Extracted data entries:

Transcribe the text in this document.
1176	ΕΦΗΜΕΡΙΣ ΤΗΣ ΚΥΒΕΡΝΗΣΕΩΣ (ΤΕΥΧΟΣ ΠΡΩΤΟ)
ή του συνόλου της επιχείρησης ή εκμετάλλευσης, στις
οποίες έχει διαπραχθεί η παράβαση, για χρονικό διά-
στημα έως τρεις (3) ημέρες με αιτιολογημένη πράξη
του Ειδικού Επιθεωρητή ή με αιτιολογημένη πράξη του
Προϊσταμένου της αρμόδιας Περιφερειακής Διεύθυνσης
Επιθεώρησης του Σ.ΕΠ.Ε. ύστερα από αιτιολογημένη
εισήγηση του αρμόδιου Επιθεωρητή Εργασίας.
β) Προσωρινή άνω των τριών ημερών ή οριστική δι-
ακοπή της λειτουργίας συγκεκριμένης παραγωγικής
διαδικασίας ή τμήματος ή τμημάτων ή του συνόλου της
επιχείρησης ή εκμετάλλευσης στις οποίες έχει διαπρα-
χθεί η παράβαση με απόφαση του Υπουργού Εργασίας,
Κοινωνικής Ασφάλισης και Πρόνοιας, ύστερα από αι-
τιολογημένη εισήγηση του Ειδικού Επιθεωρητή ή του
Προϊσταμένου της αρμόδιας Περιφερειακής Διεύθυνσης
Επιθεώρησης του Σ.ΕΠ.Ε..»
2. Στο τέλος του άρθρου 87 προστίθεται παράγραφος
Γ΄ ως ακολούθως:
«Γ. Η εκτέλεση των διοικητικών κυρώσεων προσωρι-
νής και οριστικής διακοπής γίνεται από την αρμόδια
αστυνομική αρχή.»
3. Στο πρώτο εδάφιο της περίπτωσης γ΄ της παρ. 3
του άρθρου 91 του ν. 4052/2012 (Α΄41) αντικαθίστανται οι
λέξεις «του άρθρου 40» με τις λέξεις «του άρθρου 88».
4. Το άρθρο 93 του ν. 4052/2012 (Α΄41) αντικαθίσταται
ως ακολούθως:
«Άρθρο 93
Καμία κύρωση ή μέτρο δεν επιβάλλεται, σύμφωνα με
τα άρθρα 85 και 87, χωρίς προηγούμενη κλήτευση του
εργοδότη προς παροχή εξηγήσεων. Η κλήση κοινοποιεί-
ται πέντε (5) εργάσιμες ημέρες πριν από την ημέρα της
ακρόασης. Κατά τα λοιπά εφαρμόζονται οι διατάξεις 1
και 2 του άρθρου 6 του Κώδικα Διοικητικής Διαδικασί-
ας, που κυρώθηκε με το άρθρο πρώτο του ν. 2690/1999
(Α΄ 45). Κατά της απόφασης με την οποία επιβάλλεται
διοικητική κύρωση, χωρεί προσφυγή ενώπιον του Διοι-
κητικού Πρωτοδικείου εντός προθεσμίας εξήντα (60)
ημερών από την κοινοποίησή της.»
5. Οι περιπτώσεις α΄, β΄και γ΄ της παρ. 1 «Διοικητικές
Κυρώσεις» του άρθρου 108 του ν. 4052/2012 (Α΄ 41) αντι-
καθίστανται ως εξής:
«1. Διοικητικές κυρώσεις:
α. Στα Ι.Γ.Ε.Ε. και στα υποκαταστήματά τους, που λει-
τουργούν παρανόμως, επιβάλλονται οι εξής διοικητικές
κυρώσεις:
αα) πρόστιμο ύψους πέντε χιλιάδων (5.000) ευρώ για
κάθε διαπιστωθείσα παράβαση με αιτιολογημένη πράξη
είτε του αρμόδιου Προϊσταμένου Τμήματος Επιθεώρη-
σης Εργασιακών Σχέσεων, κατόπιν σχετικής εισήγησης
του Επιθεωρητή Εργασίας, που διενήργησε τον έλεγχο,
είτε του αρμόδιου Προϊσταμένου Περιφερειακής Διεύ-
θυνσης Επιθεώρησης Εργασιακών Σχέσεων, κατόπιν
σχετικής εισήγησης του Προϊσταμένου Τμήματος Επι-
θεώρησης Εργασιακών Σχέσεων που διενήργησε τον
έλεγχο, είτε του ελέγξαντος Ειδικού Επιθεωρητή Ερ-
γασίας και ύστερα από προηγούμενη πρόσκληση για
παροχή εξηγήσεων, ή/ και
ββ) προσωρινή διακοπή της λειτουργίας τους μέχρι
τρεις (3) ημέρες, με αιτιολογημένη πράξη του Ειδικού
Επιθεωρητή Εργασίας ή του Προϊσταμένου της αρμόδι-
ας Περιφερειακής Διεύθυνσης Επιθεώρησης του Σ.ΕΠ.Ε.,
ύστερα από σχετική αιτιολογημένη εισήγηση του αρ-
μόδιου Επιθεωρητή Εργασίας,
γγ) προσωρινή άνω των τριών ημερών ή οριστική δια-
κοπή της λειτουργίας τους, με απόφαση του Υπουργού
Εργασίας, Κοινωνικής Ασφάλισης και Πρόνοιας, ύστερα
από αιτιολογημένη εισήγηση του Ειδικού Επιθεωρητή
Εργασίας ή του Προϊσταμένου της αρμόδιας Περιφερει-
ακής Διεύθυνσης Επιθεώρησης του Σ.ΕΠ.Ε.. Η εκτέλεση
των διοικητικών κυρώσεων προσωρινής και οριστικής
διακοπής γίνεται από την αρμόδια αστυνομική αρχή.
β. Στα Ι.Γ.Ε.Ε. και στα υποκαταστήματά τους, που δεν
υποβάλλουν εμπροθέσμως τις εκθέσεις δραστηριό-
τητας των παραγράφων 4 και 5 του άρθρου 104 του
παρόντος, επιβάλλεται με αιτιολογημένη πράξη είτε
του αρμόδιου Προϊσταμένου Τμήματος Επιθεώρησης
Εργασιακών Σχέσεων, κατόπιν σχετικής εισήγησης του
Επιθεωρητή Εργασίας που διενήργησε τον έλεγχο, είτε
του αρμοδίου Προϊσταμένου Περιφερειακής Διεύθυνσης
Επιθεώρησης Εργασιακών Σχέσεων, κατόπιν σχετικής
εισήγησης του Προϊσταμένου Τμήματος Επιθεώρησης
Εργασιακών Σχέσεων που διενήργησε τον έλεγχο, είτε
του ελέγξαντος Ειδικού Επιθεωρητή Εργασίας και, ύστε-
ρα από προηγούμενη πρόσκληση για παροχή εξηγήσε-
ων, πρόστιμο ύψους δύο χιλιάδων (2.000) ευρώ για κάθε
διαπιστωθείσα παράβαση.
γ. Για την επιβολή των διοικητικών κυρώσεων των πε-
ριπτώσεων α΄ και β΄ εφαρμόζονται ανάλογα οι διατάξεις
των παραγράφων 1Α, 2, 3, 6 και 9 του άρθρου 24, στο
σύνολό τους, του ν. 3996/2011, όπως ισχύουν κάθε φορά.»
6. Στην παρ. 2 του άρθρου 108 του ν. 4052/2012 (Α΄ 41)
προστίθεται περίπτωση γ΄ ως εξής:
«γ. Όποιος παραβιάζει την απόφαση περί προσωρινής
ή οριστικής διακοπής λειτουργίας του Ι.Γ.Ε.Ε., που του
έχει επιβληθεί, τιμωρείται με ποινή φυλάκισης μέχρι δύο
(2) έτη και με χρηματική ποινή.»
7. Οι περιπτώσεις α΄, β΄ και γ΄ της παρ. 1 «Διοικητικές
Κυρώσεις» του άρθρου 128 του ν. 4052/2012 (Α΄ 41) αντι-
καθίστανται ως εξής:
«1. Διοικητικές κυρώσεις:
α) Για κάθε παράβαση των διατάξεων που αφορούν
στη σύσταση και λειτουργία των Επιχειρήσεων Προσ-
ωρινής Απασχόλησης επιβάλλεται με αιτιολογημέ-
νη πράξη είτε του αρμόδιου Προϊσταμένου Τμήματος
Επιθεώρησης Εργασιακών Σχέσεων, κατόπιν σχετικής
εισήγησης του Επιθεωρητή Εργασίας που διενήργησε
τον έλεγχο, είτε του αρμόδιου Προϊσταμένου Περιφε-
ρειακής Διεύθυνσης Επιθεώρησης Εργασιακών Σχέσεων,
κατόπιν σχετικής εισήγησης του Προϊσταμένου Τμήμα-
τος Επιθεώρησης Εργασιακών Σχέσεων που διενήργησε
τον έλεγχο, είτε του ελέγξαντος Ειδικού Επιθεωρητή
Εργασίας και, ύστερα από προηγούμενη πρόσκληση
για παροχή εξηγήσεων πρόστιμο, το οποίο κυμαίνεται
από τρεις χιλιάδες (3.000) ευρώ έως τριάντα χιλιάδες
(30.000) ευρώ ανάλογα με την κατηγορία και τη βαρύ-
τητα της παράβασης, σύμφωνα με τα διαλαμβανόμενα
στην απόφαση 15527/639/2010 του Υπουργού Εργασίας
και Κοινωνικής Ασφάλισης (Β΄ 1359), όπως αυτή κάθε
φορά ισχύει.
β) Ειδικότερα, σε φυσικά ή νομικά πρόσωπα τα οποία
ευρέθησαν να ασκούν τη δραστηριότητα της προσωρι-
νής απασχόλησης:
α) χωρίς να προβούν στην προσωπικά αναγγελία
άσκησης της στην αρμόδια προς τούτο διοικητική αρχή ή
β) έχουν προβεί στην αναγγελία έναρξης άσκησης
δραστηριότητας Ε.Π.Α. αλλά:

## WHAT YOU WILL DO
Go through the records above and copy every line with the word "εξηγήσεων".

## FINAL RESULT
εργοδότη προς παροχή εξηγήσεων. Η κλήση κοινοποιεί-
παροχή εξηγήσεων, ή/ και
για παροχή εξηγήσεων πρόστιμο, το οποίο κυμαίνεται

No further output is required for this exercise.